» **Direction**
From the entries below, pull out each line where "Plot" appears.

» **Data section**
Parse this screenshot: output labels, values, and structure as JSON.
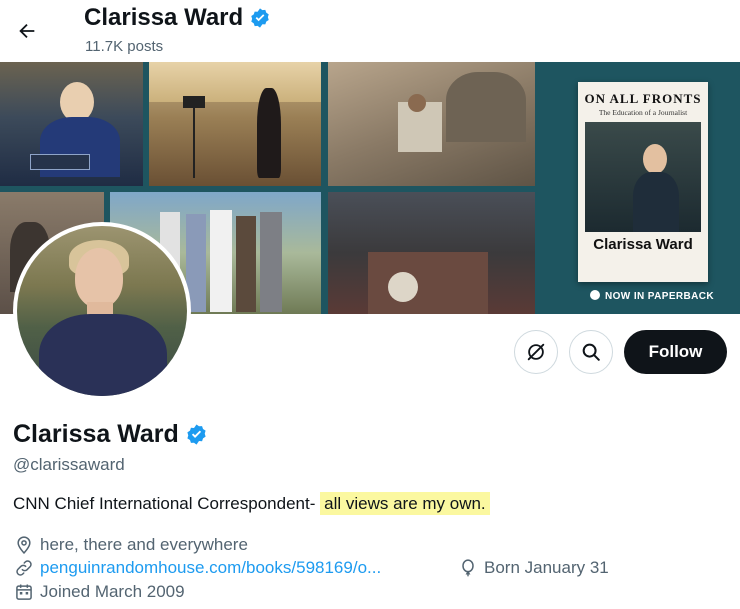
{
  "header": {
    "name": "Clarissa Ward",
    "posts": "11.7K posts"
  },
  "banner": {
    "book_title": "ON ALL FRONTS",
    "book_subtitle": "The Education of a Journalist",
    "book_author": "Clarissa Ward",
    "paperback_text": "NOW IN PAPERBACK"
  },
  "actions": {
    "follow_label": "Follow"
  },
  "profile": {
    "name": "Clarissa Ward",
    "handle": "@clarissaward",
    "bio_plain": "CNN Chief International Correspondent- ",
    "bio_highlight": "all views are my own.",
    "location": "here, there and everywhere",
    "website": "penguinrandomhouse.com/books/598169/o...",
    "birthday": "Born January 31",
    "joined": "Joined March 2009"
  },
  "colors": {
    "verified": "#1d9bf0",
    "link": "#1d9bf0",
    "follow_bg": "#0f1419",
    "highlight": "#fbf8a0"
  }
}
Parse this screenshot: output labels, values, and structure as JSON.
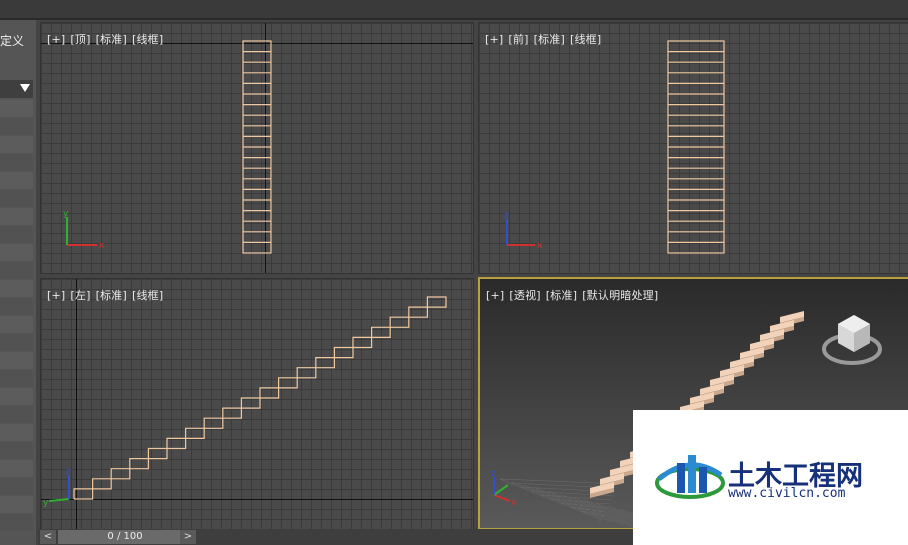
{
  "left_panel": {
    "title": "定义"
  },
  "viewports": {
    "top": {
      "tags": [
        "[+]",
        "[顶]",
        "[标准]",
        "[线框]"
      ]
    },
    "front": {
      "tags": [
        "[+]",
        "[前]",
        "[标准]",
        "[线框]"
      ]
    },
    "left": {
      "tags": [
        "[+]",
        "[左]",
        "[标准]",
        "[线框]"
      ]
    },
    "perspective": {
      "tags": [
        "[+]",
        "[透视]",
        "[标准]",
        "[默认明暗处理]"
      ]
    }
  },
  "axis_labels": {
    "x": "x",
    "y": "y",
    "z": "z"
  },
  "timeline": {
    "prev": "<",
    "next": ">",
    "position": "0 / 100"
  },
  "watermark": {
    "title": "土木工程网",
    "url": "www.civilcn.com"
  },
  "colors": {
    "wire": "#f0c8a0",
    "stair_solid": "#f2d2b8",
    "active_border": "#b8a040",
    "brand": "#16307a"
  }
}
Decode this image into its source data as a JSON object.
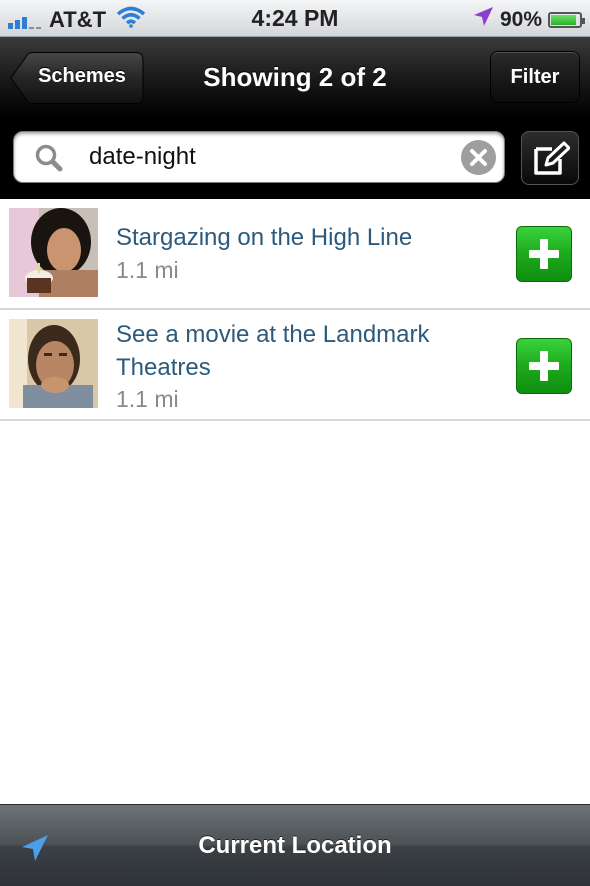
{
  "status_bar": {
    "carrier": "AT&T",
    "time": "4:24 PM",
    "battery_percent": "90%",
    "battery_level": 0.9
  },
  "nav": {
    "back_label": "Schemes",
    "title": "Showing 2 of 2",
    "filter_label": "Filter"
  },
  "search": {
    "value": "date-night",
    "placeholder": ""
  },
  "results": [
    {
      "title": "Stargazing on the High Line",
      "distance": "1.1 mi"
    },
    {
      "title": "See a movie at the Landmark Theatres",
      "distance": "1.1 mi"
    }
  ],
  "bottom_bar": {
    "label": "Current Location"
  },
  "colors": {
    "accent_title": "#2b5a7c",
    "add_green": "#1caa1c",
    "location_blue": "#4a9fe8"
  }
}
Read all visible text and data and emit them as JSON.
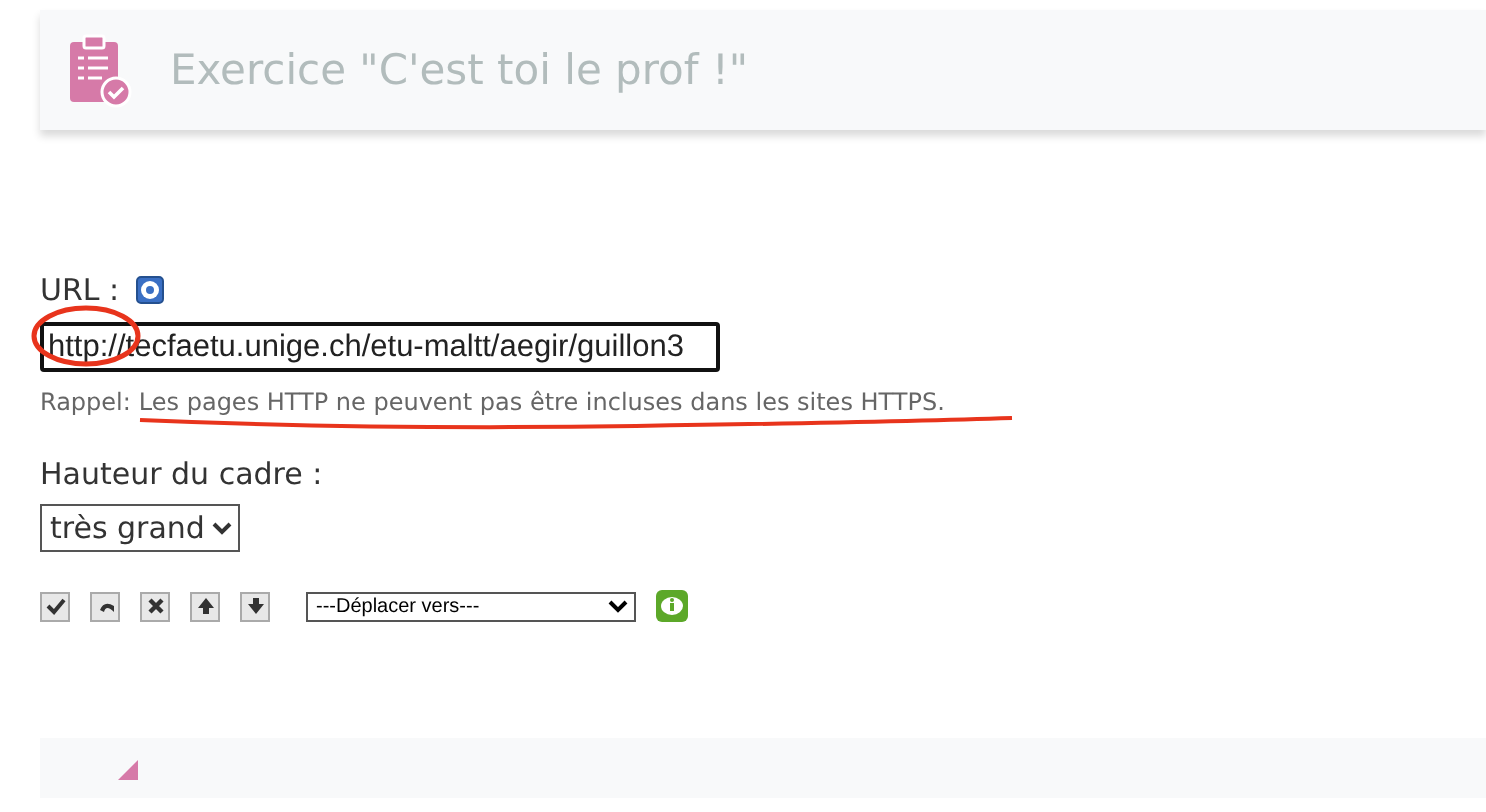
{
  "header": {
    "title": "Exercice \"C'est toi le prof !\""
  },
  "url_field": {
    "label": "URL :",
    "value": "http://tecfaetu.unige.ch/etu-maltt/aegir/guillon3"
  },
  "reminder": {
    "label": "Rappel:",
    "text": "Les pages HTTP ne peuvent pas être incluses dans les sites HTTPS."
  },
  "frame_height": {
    "label": "Hauteur du cadre :",
    "value": "très grand"
  },
  "toolbar": [
    {
      "kind": "check"
    },
    {
      "kind": "undo"
    },
    {
      "kind": "delete"
    },
    {
      "kind": "up"
    },
    {
      "kind": "down"
    }
  ],
  "move_select": {
    "value": "---Déplacer vers---"
  }
}
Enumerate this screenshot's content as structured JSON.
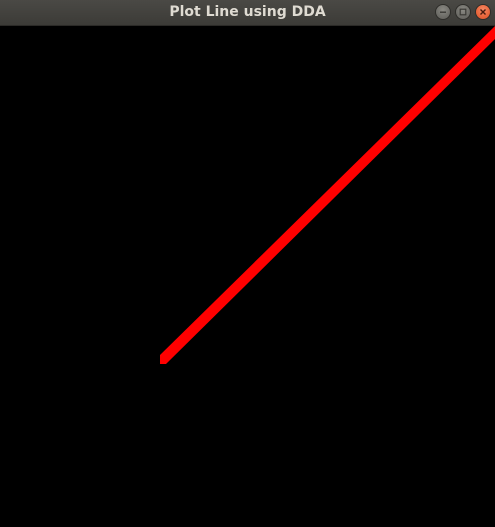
{
  "window": {
    "title": "Plot Line using DDA",
    "controls": [
      "minimize-icon",
      "maximize-icon",
      "close-icon"
    ]
  },
  "canvas": {
    "background_color": "#000000",
    "line_color": "#ff0000"
  }
}
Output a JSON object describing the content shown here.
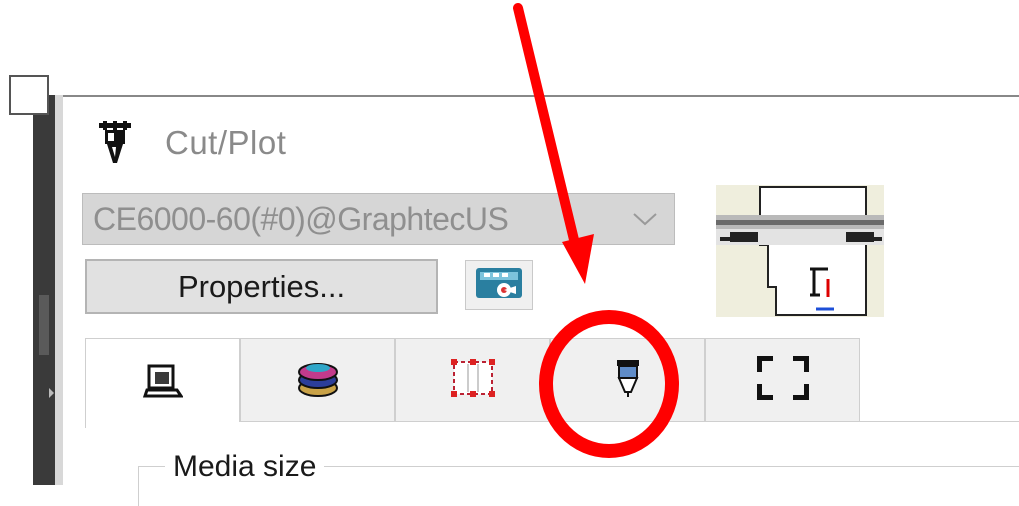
{
  "window": {
    "title": "Cut/Plot",
    "title_icon": "cutter-blade-icon"
  },
  "device": {
    "selected": "CE6000-60(#0)@GraphtecUS"
  },
  "buttons": {
    "properties_label": "Properties...",
    "cutting_master_icon": "cutting-master-icon"
  },
  "tabs": [
    {
      "name": "media-tab",
      "icon": "media-icon",
      "active": true
    },
    {
      "name": "layers-tab",
      "icon": "layers-icon",
      "active": false
    },
    {
      "name": "registration-marks-tab",
      "icon": "registration-marks-icon",
      "active": false
    },
    {
      "name": "cutting-conditions-tab",
      "icon": "pen-blade-icon",
      "active": false
    },
    {
      "name": "area-tab",
      "icon": "area-frame-icon",
      "active": false
    }
  ],
  "media_group": {
    "label": "Media size"
  },
  "annotation": {
    "color": "#ff0000",
    "arrow": "red-arrow",
    "circle": "red-circle"
  }
}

» **Written solution**
    "title": "Plot Line using DDA",
    "title": "Cut/Plot",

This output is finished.